* begin Extracted data *

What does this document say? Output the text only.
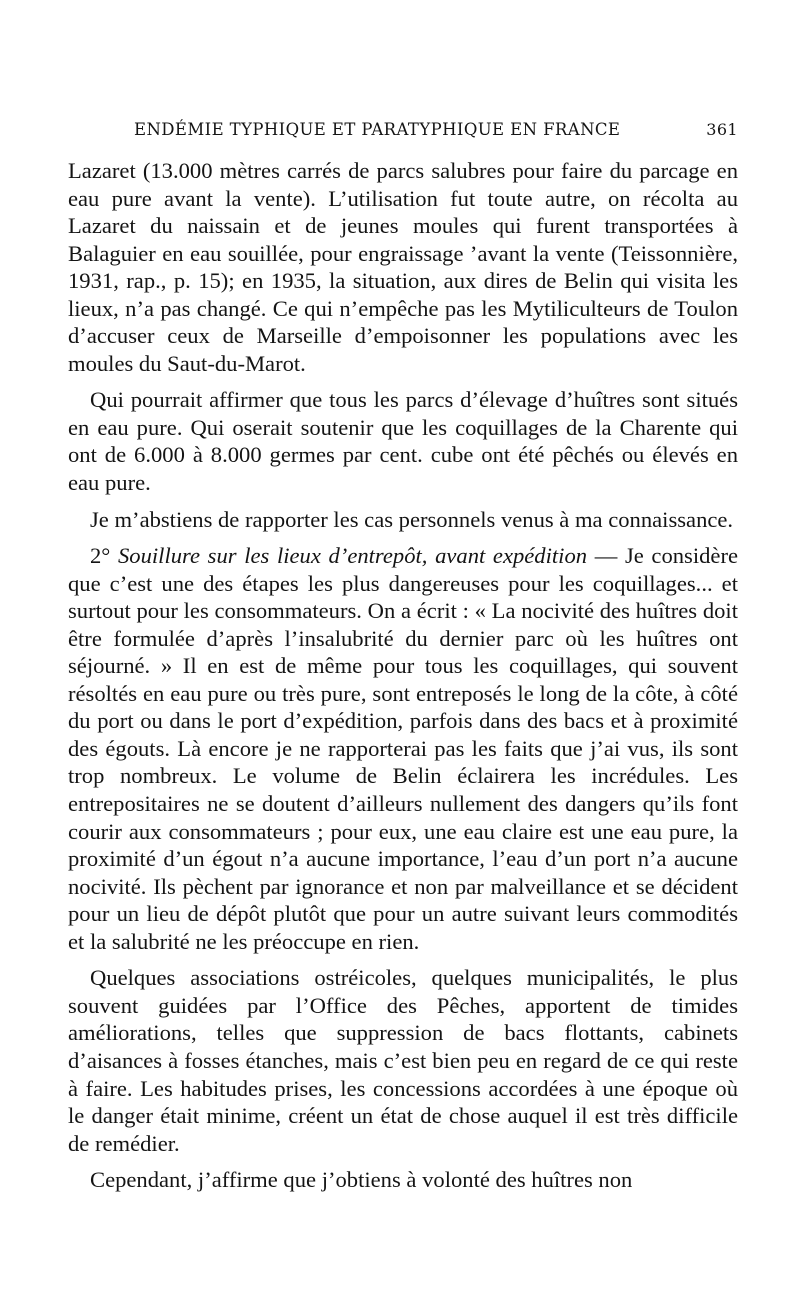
ENDÉMIE TYPHIQUE ET PARATYPHIQUE EN FRANCE	361

Lazaret (13.000 mètres carrés de parcs salubres pour faire du parcage en eau pure avant la vente). L’utilisation fut toute autre, on récolta au Lazaret du naissain et de jeunes moules qui furent transportées à Balaguier en eau souillée, pour engraissage ’avant la vente (Teissonnière, 1931, rap., p. 15); en 1935, la situation, aux dires de Belin qui visita les lieux, n’a pas changé. Ce qui n’empêche pas les Mytiliculteurs de Toulon d’accuser ceux de Marseille d’empoisonner les populations avec les moules du Saut-du-Marot.

Qui pourrait affirmer que tous les parcs d’élevage d’huîtres sont situés en eau pure. Qui oserait soutenir que les coquillages de la Charente qui ont de 6.000 à 8.000 germes par cent. cube ont été pêchés ou élevés en eau pure.

Je m’abstiens de rapporter les cas personnels venus à ma connaissance.

2° Souillure sur les lieux d’entrepôt, avant expédition — Je considère que c’est une des étapes les plus dangereuses pour les coquillages... et surtout pour les consommateurs. On a écrit : « La nocivité des huîtres doit être formulée d’après l’insalubrité du dernier parc où les huîtres ont séjourné. » Il en est de même pour tous les coquillages, qui souvent résoltés en eau pure ou très pure, sont entreposés le long de la côte, à côté du port ou dans le port d’expédition, parfois dans des bacs et à proximité des égouts. Là encore je ne rapporterai pas les faits que j’ai vus, ils sont trop nombreux. Le volume de Belin éclairera les incrédules. Les entrepositaires ne se doutent d’ailleurs nullement des dangers qu’ils font courir aux consommateurs ; pour eux, une eau claire est une eau pure, la proximité d’un égout n’a aucune importance, l’eau d’un port n’a aucune nocivité. Ils pèchent par ignorance et non par malveillance et se décident pour un lieu de dépôt plutôt que pour un autre suivant leurs commodités et la salubrité ne les préoccupe en rien.

Quelques associations ostréicoles, quelques municipalités, le plus souvent guidées par l’Office des Pêches, apportent de timides améliorations, telles que suppression de bacs flottants, cabinets d’aisances à fosses étanches, mais c’est bien peu en regard de ce qui reste à faire. Les habitudes prises, les concessions accordées à une époque où le danger était minime, créent un état de chose auquel il est très difficile de remédier.

Cependant, j’affirme que j’obtiens à volonté des huîtres non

* end Extracted data *

Every record above should come back exactly, but without its pictures.

• Solved problem:
What does this document say? Output the text only.
ENDÉMIE TYPHIQUE ET PARATYPHIQUE EN FRANCE	361

Lazaret (13.000 mètres carrés de parcs salubres pour faire du parcage en eau pure avant la vente). L’utilisation fut toute autre, on récolta au Lazaret du naissain et de jeunes moules qui furent transportées à Balaguier en eau souillée, pour engraissage ’avant la vente (Teissonnière, 1931, rap., p. 15); en 1935, la situation, aux dires de Belin qui visita les lieux, n’a pas changé. Ce qui n’empêche pas les Mytiliculteurs de Toulon d’accuser ceux de Marseille d’empoisonner les populations avec les moules du Saut-du-Marot.

Qui pourrait affirmer que tous les parcs d’élevage d’huîtres sont situés en eau pure. Qui oserait soutenir que les coquillages de la Charente qui ont de 6.000 à 8.000 germes par cent. cube ont été pêchés ou élevés en eau pure.

Je m’abstiens de rapporter les cas personnels venus à ma connaissance.

2° Souillure sur les lieux d’entrepôt, avant expédition — Je considère que c’est une des étapes les plus dangereuses pour les coquillages... et surtout pour les consommateurs. On a écrit : « La nocivité des huîtres doit être formulée d’après l’insalubrité du dernier parc où les huîtres ont séjourné. » Il en est de même pour tous les coquillages, qui souvent résoltés en eau pure ou très pure, sont entreposés le long de la côte, à côté du port ou dans le port d’expédition, parfois dans des bacs et à proximité des égouts. Là encore je ne rapporterai pas les faits que j’ai vus, ils sont trop nombreux. Le volume de Belin éclairera les incrédules. Les entrepositaires ne se doutent d’ailleurs nullement des dangers qu’ils font courir aux consommateurs ; pour eux, une eau claire est une eau pure, la proximité d’un égout n’a aucune importance, l’eau d’un port n’a aucune nocivité. Ils pèchent par ignorance et non par malveillance et se décident pour un lieu de dépôt plutôt que pour un autre suivant leurs commodités et la salubrité ne les préoccupe en rien.

Quelques associations ostréicoles, quelques municipalités, le plus souvent guidées par l’Office des Pêches, apportent de timides améliorations, telles que suppression de bacs flottants, cabinets d’aisances à fosses étanches, mais c’est bien peu en regard de ce qui reste à faire. Les habitudes prises, les concessions accordées à une époque où le danger était minime, créent un état de chose auquel il est très difficile de remédier.

Cependant, j’affirme que j’obtiens à volonté des huîtres non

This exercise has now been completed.